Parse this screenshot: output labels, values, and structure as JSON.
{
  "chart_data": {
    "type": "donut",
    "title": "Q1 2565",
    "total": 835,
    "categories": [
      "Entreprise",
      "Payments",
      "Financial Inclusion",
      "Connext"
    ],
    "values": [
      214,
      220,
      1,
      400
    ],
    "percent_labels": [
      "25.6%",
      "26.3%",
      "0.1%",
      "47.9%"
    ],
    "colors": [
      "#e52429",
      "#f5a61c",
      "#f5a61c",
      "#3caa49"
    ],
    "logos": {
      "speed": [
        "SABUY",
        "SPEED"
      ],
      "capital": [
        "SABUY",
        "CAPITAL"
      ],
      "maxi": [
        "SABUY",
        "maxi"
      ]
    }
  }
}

## EXERCISE BRIEF
Check each line of the data above for the word "values" and say how many lines have it. Give the number alone.

## RESPONSE BELOW
2